### [Lista zadań]
**1.** Od napisania jakiej baśni zaczęła się przygoda z literaturą Magdaleny Kapuścińskiej według wywiadu?
**2.** Wypisz wszystkie formy, z których według wywiadu słynie też pióro Magdaleny Kapuścińskiej poza poezją.
**3.** Oceń na podstawie wywiadu, czy poniższe stwierdzenia są zgodne z tekstem: (a) W świat Worda wprowadził Kapuścińską wuj. (b) Baśń „Santa City” ukazała się przed jej debiutem poetyckim. (c) Sama siebie postrzega jako twórczą duszę.

### [Przekazany tekst]

Nie da się opisać mnie tylko dwoma słowami – wywiad z poetką i satyryczką Magdaleną Kapuścińską

Fot. Z archiwum M.K. Na zdjęciu Magdalena Kapuścińska.

Jest Pani poetką, satyryczką, pisarką, publicystką, ilustratorką i dodatkowo prowadzi Pani Wydawnictwo Autorskie. Jest Pani kobietą wszechstronną… Jak najtrafniej można byłoby Panią opisać dwoma słowami?

– To kwestia tego, jak ja siebie widzę, a jak postrzegają mnie osoby z boku. Osoby z mojego otoczenia nazywają mnie kobietą-rakietą, kobietą-orkiestrą, chodzącą poezją, itp. itd. Mogę wymieniać tak bardzo długo, bo ich pomysłowość nie zna granic. Nie ukrywam, że bywam także straszną zołzą. Myślę, że każde określenie jest właściwe. Sama siebie postrzegam jako twórczą duszę, ale to pytanie tak mnie rozbawiło i zainspirowało jednocześnie, że zrobiłam małe “rozeznanie społeczne”, by zapytać środowisko wprost. Większość twierdzi, że nie da się opisać mnie tylko dwoma słowami.

Jak zaczęła się Pani przygoda literacka? To był niezależny wybór czy raczej namowa osób trzecich?

– Moja przygoda z literaturą zaczęła się w dzieciństwie. Już jako kilkuletnia dziewczynka sprawnie posługiwałam się programem do edycji tekstu, dzięki mojemu ukochanemu wujowi, który posiadał komputer i wprowadził mnie w świat Worda. Byłam także zapaloną czytelniczką książek, ale dopiero, gdy ukończyłam 30 lat i zrobiłam sobie małe podsumowanie swojego życia, zapragnęłam wrócić do tego, co najbardziej kocham, czyli do pisania. I tak też się stało. Chciałabym tylko zwrócić uwagę na fakt, że większość znanego mi społeczeństwa przykleiło mi łatkę poetki, szufladkując mnie w miłosnym kanonie, a moje pióro słynie też z publicystyki, felietonów, miniatur i sztuk dramatycznych, dialogów oraz literatury dziecięcej. Szczerze mówiąc, to właśnie od prozy zaczęła się moja przygoda z literaturą, od napisania baśni dla dzieci pt. “Santa City” (którą, co prawda wydałam dopiero kilka lat po debiucie poetyckim). Poezja w moim świecie pojawiła się zupełnie przypadkowo.

Adnotacje elementów układu:
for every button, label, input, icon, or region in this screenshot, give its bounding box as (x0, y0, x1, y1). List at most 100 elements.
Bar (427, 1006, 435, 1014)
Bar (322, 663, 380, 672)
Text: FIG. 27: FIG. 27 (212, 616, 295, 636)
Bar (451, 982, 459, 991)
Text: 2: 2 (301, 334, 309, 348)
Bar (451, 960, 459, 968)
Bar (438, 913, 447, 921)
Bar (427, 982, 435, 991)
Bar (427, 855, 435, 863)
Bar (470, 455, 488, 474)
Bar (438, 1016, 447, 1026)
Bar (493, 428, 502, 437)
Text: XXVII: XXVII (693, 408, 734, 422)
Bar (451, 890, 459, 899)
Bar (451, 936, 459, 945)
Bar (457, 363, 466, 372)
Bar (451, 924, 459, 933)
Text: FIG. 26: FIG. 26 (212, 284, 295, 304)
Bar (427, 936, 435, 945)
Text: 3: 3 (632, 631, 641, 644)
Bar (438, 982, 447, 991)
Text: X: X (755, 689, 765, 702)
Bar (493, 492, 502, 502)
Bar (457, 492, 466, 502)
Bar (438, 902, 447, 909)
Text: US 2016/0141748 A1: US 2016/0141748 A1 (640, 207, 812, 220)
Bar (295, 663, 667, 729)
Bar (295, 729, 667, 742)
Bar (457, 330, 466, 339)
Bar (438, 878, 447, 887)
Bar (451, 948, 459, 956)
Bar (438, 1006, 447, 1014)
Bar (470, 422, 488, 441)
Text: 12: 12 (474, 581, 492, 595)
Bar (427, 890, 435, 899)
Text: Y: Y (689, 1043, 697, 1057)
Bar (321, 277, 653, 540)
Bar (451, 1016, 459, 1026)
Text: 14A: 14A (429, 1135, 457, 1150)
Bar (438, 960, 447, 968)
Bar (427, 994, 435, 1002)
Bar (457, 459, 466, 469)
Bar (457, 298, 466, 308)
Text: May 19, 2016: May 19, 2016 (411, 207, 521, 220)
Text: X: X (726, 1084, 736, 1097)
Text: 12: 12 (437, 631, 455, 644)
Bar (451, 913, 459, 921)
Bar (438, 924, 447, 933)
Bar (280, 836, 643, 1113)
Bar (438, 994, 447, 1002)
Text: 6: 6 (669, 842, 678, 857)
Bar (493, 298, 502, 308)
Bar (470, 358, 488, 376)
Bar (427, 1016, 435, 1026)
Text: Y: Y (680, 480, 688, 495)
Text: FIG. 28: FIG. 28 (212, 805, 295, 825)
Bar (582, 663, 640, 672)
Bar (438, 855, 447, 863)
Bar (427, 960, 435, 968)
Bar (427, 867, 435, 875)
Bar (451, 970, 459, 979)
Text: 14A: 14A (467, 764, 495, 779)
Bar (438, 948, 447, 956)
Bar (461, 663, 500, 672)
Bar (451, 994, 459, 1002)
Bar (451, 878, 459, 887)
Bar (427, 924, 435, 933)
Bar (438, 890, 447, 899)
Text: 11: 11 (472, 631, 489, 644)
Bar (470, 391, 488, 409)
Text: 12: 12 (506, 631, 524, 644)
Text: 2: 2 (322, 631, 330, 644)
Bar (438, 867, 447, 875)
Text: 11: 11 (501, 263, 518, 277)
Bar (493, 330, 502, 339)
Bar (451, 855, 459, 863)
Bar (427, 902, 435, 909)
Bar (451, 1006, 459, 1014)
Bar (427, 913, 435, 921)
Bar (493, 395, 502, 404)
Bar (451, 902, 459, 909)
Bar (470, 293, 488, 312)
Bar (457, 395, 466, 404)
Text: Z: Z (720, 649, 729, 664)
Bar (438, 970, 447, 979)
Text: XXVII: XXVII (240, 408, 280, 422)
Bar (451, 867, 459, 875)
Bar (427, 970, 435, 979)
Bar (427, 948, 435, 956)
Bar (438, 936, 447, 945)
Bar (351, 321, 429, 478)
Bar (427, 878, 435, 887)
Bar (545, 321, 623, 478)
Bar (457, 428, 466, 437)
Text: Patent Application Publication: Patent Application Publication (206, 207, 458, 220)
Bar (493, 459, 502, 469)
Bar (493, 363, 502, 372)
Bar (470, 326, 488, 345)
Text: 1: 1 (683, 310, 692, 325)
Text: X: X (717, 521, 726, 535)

### [Odpowiedzi]
**1.** Od napisania baśni dla dzieci pt. „Santa City”.

**2.** Publicystyka, felietony, miniatury, sztuki dramatyczne, dialogi, literatura dziecięca.

**3.**
(a) Tak: „dzięki mojemu ukochanemu wujowi, który posiadał komputer i wprowadził mnie w świat Worda”.
(b) Nie: „którą, co prawda wydałam dopiero kilka lat po debiucie poetyckim”.
(c) Tak: „Sama siebie postrzegam jako twórczą duszę”.